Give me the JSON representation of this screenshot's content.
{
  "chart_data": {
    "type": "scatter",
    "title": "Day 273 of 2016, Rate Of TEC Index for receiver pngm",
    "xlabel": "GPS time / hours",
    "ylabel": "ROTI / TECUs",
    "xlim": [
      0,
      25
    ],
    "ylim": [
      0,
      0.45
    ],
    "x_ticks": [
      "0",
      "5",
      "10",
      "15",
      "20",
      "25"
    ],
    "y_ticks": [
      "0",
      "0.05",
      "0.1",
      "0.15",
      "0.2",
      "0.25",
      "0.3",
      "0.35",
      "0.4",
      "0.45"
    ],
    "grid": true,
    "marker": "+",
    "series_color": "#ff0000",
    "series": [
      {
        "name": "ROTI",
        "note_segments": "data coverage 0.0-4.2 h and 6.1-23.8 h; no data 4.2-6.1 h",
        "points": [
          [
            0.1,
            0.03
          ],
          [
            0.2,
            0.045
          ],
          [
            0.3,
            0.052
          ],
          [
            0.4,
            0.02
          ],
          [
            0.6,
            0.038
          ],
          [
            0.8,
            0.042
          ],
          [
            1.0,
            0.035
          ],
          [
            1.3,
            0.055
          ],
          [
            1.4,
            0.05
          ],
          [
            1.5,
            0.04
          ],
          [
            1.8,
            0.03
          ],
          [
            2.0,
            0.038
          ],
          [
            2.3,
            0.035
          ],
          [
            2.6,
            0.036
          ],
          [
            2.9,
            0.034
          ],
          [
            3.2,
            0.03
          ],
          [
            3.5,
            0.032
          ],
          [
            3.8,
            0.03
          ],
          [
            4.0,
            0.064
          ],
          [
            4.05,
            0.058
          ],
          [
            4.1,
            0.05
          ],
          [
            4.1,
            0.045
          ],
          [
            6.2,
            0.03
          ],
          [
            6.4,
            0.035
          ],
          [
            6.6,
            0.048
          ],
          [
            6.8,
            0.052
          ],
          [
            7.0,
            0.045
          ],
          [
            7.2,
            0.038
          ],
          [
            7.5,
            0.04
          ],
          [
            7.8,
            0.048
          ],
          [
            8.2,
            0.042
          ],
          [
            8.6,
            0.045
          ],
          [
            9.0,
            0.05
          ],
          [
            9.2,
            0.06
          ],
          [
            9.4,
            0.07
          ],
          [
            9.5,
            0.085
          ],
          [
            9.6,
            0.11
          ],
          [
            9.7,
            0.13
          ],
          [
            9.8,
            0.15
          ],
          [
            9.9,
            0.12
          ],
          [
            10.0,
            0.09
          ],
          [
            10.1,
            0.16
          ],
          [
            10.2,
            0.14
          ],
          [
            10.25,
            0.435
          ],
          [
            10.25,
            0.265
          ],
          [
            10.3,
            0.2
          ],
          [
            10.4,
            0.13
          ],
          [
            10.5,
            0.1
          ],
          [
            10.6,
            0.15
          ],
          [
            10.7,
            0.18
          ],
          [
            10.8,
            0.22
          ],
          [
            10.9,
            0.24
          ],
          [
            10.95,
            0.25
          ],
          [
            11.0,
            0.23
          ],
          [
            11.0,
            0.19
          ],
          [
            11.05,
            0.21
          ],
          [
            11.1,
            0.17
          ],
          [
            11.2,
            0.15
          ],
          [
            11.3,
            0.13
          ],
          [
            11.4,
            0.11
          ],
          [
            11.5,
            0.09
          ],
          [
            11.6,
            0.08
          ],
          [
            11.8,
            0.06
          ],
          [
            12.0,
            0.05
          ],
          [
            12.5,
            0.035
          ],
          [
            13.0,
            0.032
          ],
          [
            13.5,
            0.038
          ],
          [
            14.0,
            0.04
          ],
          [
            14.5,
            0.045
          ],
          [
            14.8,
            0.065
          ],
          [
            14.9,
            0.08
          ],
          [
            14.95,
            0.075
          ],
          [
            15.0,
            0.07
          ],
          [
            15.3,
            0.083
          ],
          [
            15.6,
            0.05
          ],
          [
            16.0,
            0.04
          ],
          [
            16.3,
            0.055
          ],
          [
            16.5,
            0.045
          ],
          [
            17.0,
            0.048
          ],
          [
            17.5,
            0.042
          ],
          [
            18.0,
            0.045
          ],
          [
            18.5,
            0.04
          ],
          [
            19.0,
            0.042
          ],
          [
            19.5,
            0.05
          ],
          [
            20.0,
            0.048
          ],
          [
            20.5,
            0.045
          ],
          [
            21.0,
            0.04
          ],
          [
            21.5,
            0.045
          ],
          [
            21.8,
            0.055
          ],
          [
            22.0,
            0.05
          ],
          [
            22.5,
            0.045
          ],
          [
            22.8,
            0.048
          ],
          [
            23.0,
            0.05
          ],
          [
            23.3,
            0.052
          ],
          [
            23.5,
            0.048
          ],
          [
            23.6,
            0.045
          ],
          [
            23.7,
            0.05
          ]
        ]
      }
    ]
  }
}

> **WHAT YOU HAVE TO DO**: Reproduce every line above without error.

> **EXPECTED ANSWER**:
Give me the JSON representation of this screenshot's content.
{
  "chart_data": {
    "type": "scatter",
    "title": "Day 273 of 2016, Rate Of TEC Index for receiver pngm",
    "xlabel": "GPS time / hours",
    "ylabel": "ROTI / TECUs",
    "xlim": [
      0,
      25
    ],
    "ylim": [
      0,
      0.45
    ],
    "x_ticks": [
      "0",
      "5",
      "10",
      "15",
      "20",
      "25"
    ],
    "y_ticks": [
      "0",
      "0.05",
      "0.1",
      "0.15",
      "0.2",
      "0.25",
      "0.3",
      "0.35",
      "0.4",
      "0.45"
    ],
    "grid": true,
    "marker": "+",
    "series_color": "#ff0000",
    "series": [
      {
        "name": "ROTI",
        "note_segments": "data coverage 0.0-4.2 h and 6.1-23.8 h; no data 4.2-6.1 h",
        "points": [
          [
            0.1,
            0.03
          ],
          [
            0.2,
            0.045
          ],
          [
            0.3,
            0.052
          ],
          [
            0.4,
            0.02
          ],
          [
            0.6,
            0.038
          ],
          [
            0.8,
            0.042
          ],
          [
            1.0,
            0.035
          ],
          [
            1.3,
            0.055
          ],
          [
            1.4,
            0.05
          ],
          [
            1.5,
            0.04
          ],
          [
            1.8,
            0.03
          ],
          [
            2.0,
            0.038
          ],
          [
            2.3,
            0.035
          ],
          [
            2.6,
            0.036
          ],
          [
            2.9,
            0.034
          ],
          [
            3.2,
            0.03
          ],
          [
            3.5,
            0.032
          ],
          [
            3.8,
            0.03
          ],
          [
            4.0,
            0.064
          ],
          [
            4.05,
            0.058
          ],
          [
            4.1,
            0.05
          ],
          [
            4.1,
            0.045
          ],
          [
            6.2,
            0.03
          ],
          [
            6.4,
            0.035
          ],
          [
            6.6,
            0.048
          ],
          [
            6.8,
            0.052
          ],
          [
            7.0,
            0.045
          ],
          [
            7.2,
            0.038
          ],
          [
            7.5,
            0.04
          ],
          [
            7.8,
            0.048
          ],
          [
            8.2,
            0.042
          ],
          [
            8.6,
            0.045
          ],
          [
            9.0,
            0.05
          ],
          [
            9.2,
            0.06
          ],
          [
            9.4,
            0.07
          ],
          [
            9.5,
            0.085
          ],
          [
            9.6,
            0.11
          ],
          [
            9.7,
            0.13
          ],
          [
            9.8,
            0.15
          ],
          [
            9.9,
            0.12
          ],
          [
            10.0,
            0.09
          ],
          [
            10.1,
            0.16
          ],
          [
            10.2,
            0.14
          ],
          [
            10.25,
            0.435
          ],
          [
            10.25,
            0.265
          ],
          [
            10.3,
            0.2
          ],
          [
            10.4,
            0.13
          ],
          [
            10.5,
            0.1
          ],
          [
            10.6,
            0.15
          ],
          [
            10.7,
            0.18
          ],
          [
            10.8,
            0.22
          ],
          [
            10.9,
            0.24
          ],
          [
            10.95,
            0.25
          ],
          [
            11.0,
            0.23
          ],
          [
            11.0,
            0.19
          ],
          [
            11.05,
            0.21
          ],
          [
            11.1,
            0.17
          ],
          [
            11.2,
            0.15
          ],
          [
            11.3,
            0.13
          ],
          [
            11.4,
            0.11
          ],
          [
            11.5,
            0.09
          ],
          [
            11.6,
            0.08
          ],
          [
            11.8,
            0.06
          ],
          [
            12.0,
            0.05
          ],
          [
            12.5,
            0.035
          ],
          [
            13.0,
            0.032
          ],
          [
            13.5,
            0.038
          ],
          [
            14.0,
            0.04
          ],
          [
            14.5,
            0.045
          ],
          [
            14.8,
            0.065
          ],
          [
            14.9,
            0.08
          ],
          [
            14.95,
            0.075
          ],
          [
            15.0,
            0.07
          ],
          [
            15.3,
            0.083
          ],
          [
            15.6,
            0.05
          ],
          [
            16.0,
            0.04
          ],
          [
            16.3,
            0.055
          ],
          [
            16.5,
            0.045
          ],
          [
            17.0,
            0.048
          ],
          [
            17.5,
            0.042
          ],
          [
            18.0,
            0.045
          ],
          [
            18.5,
            0.04
          ],
          [
            19.0,
            0.042
          ],
          [
            19.5,
            0.05
          ],
          [
            20.0,
            0.048
          ],
          [
            20.5,
            0.045
          ],
          [
            21.0,
            0.04
          ],
          [
            21.5,
            0.045
          ],
          [
            21.8,
            0.055
          ],
          [
            22.0,
            0.05
          ],
          [
            22.5,
            0.045
          ],
          [
            22.8,
            0.048
          ],
          [
            23.0,
            0.05
          ],
          [
            23.3,
            0.052
          ],
          [
            23.5,
            0.048
          ],
          [
            23.6,
            0.045
          ],
          [
            23.7,
            0.05
          ]
        ]
      }
    ]
  }
}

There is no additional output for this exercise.